Aim: Check each line of the material below, and copy it if it holds the string "Chriſtum".

==== Data for this task ====

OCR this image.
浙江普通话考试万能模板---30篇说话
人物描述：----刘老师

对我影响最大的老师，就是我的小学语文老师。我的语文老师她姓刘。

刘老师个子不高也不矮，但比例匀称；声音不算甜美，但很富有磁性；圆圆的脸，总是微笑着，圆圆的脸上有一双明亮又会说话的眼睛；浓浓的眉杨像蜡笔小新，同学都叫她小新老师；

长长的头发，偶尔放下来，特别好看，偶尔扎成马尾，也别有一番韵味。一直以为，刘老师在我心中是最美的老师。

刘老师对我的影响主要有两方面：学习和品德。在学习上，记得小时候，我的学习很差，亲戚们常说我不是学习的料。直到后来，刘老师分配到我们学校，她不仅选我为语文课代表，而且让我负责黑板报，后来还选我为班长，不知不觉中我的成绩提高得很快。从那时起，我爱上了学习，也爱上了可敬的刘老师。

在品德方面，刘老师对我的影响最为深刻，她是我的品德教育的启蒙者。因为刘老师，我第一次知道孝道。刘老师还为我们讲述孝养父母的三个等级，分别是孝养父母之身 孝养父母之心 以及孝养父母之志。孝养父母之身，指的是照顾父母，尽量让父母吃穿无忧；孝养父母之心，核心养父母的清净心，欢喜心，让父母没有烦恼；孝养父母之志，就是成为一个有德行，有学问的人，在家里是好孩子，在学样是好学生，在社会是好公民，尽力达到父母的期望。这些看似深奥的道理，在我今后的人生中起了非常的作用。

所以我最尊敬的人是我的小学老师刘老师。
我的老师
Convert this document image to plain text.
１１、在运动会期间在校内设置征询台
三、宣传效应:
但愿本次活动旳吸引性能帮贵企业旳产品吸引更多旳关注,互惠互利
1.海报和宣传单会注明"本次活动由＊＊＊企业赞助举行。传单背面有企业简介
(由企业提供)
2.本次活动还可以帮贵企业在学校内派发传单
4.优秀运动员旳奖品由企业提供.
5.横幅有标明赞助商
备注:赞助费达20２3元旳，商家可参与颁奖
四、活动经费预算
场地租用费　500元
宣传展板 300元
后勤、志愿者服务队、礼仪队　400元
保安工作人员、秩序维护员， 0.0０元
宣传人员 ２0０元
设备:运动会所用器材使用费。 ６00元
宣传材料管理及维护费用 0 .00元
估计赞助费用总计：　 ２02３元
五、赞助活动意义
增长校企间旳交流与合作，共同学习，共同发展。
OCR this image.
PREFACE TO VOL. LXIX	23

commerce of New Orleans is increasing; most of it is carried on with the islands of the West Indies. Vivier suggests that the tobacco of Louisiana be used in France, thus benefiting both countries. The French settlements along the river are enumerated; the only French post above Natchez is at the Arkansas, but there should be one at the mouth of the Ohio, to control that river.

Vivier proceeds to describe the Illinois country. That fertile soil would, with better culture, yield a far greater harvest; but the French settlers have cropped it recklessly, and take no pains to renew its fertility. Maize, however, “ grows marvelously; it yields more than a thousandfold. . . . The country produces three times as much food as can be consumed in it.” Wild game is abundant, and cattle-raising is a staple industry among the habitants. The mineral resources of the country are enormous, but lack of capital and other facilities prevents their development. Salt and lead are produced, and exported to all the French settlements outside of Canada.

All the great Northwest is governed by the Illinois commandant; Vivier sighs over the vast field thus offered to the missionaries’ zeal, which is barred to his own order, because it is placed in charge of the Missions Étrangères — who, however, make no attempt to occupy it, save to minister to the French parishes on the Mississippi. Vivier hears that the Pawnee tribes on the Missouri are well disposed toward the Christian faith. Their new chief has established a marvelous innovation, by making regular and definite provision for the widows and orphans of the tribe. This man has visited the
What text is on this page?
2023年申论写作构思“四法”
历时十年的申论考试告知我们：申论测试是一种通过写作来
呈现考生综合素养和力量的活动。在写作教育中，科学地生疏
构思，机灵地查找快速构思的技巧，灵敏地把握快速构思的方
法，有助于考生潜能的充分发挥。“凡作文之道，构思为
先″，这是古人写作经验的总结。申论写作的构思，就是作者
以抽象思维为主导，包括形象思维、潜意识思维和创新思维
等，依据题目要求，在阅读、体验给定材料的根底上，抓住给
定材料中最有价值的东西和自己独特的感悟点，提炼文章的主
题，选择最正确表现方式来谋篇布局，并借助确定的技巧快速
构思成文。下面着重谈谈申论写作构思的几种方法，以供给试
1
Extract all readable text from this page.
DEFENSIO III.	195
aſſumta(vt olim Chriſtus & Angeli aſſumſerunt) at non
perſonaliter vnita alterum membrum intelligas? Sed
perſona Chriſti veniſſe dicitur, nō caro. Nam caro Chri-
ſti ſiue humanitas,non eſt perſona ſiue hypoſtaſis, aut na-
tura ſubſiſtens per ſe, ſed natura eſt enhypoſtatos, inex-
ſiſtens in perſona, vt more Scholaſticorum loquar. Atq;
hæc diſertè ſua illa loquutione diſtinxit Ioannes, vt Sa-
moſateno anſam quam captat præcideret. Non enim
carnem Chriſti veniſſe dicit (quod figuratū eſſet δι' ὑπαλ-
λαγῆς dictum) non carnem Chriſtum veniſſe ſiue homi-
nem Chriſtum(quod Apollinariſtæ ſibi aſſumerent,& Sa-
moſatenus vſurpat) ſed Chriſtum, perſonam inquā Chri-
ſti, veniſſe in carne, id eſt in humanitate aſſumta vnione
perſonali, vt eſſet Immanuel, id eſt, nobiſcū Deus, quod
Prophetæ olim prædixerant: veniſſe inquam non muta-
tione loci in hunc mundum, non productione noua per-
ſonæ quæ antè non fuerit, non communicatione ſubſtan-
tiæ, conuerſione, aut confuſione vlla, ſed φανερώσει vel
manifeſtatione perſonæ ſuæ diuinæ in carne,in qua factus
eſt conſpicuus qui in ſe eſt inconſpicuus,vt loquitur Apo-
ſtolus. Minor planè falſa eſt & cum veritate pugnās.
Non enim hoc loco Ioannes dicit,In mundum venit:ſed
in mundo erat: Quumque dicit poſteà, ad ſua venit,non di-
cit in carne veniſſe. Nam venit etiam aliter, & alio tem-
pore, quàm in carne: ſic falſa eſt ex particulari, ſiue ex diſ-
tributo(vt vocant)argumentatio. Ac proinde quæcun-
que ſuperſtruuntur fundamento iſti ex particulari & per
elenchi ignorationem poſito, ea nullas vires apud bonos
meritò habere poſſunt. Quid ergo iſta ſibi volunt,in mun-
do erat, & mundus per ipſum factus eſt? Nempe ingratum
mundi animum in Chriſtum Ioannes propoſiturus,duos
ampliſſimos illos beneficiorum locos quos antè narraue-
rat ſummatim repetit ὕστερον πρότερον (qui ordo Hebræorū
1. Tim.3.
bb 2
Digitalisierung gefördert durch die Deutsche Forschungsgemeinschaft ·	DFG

====

Task output:
λαγῆς dictum) non carnem Chriſtum veniſſe ſiue homi-
nem Chriſtum(quod Apollinariſtæ ſibi aſſumerent,& Sa-
moſatenus vſurpat) ſed Chriſtum, perſonam inquā Chri-
mundi animum in Chriſtum Ioannes propoſiturus,duos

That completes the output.